**To be done:**
The records below must be duplicated exactly, character for character.

* * *

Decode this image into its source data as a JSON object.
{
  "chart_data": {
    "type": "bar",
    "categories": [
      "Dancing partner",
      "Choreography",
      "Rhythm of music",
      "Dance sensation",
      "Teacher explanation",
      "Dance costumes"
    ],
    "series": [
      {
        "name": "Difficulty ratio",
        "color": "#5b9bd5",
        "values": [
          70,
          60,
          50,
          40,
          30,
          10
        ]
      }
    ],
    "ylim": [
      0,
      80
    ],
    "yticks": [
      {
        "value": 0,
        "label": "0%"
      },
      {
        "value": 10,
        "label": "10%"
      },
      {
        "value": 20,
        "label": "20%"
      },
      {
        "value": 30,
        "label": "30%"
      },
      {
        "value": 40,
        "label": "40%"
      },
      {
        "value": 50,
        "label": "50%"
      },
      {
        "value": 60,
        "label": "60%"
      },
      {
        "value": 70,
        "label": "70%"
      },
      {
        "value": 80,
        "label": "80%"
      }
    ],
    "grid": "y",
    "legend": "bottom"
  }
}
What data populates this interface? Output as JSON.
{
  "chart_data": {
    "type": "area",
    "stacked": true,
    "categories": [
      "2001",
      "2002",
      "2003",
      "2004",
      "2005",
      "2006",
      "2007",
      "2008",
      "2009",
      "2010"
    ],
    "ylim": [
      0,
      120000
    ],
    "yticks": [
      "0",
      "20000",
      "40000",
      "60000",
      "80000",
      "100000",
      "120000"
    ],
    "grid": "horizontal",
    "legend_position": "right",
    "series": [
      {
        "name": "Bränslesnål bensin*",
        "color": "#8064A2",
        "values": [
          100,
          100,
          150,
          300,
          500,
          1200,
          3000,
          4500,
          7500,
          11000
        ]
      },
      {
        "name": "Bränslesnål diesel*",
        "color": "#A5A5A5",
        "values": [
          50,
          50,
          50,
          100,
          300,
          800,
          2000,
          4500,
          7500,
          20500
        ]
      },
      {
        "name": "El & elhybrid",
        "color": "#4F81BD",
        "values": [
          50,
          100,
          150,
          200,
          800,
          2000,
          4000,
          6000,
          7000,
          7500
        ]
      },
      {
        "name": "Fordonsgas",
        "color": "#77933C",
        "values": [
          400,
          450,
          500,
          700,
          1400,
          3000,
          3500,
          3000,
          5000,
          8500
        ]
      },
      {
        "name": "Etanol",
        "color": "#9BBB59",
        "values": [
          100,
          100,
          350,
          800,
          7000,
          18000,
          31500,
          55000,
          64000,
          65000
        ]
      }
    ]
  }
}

* * *

**Answer for the task:**
Decode this image into its source data as a JSON object.
{
  "chart_data": {
    "type": "bar",
    "categories": [
      "Dancing partner",
      "Choreography",
      "Rhythm of music",
      "Dance sensation",
      "Teacher explanation",
      "Dance costumes"
    ],
    "series": [
      {
        "name": "Difficulty ratio",
        "color": "#5b9bd5",
        "values": [
          70,
          60,
          50,
          40,
          30,
          10
        ]
      }
    ],
    "ylim": [
      0,
      80
    ],
    "yticks": [
      {
        "value": 0,
        "label": "0%"
      },
      {
        "value": 10,
        "label": "10%"
      },
      {
        "value": 20,
        "label": "20%"
      },
      {
        "value": 30,
        "label": "30%"
      },
      {
        "value": 40,
        "label": "40%"
      },
      {
        "value": 50,
        "label": "50%"
      },
      {
        "value": 60,
        "label": "60%"
      },
      {
        "value": 70,
        "label": "70%"
      },
      {
        "value": 80,
        "label": "80%"
      }
    ],
    "grid": "y",
    "legend": "bottom"
  }
}
What data populates this interface? Output as JSON.
{
  "chart_data": {
    "type": "area",
    "stacked": true,
    "categories": [
      "2001",
      "2002",
      "2003",
      "2004",
      "2005",
      "2006",
      "2007",
      "2008",
      "2009",
      "2010"
    ],
    "ylim": [
      0,
      120000
    ],
    "yticks": [
      "0",
      "20000",
      "40000",
      "60000",
      "80000",
      "100000",
      "120000"
    ],
    "grid": "horizontal",
    "legend_position": "right",
    "series": [
      {
        "name": "Bränslesnål bensin*",
        "color": "#8064A2",
        "values": [
          100,
          100,
          150,
          300,
          500,
          1200,
          3000,
          4500,
          7500,
          11000
        ]
      },
      {
        "name": "Bränslesnål diesel*",
        "color": "#A5A5A5",
        "values": [
          50,
          50,
          50,
          100,
          300,
          800,
          2000,
          4500,
          7500,
          20500
        ]
      },
      {
        "name": "El & elhybrid",
        "color": "#4F81BD",
        "values": [
          50,
          100,
          150,
          200,
          800,
          2000,
          4000,
          6000,
          7000,
          7500
        ]
      },
      {
        "name": "Fordonsgas",
        "color": "#77933C",
        "values": [
          400,
          450,
          500,
          700,
          1400,
          3000,
          3500,
          3000,
          5000,
          8500
        ]
      },
      {
        "name": "Etanol",
        "color": "#9BBB59",
        "values": [
          100,
          100,
          350,
          800,
          7000,
          18000,
          31500,
          55000,
          64000,
          65000
        ]
      }
    ]
  }
}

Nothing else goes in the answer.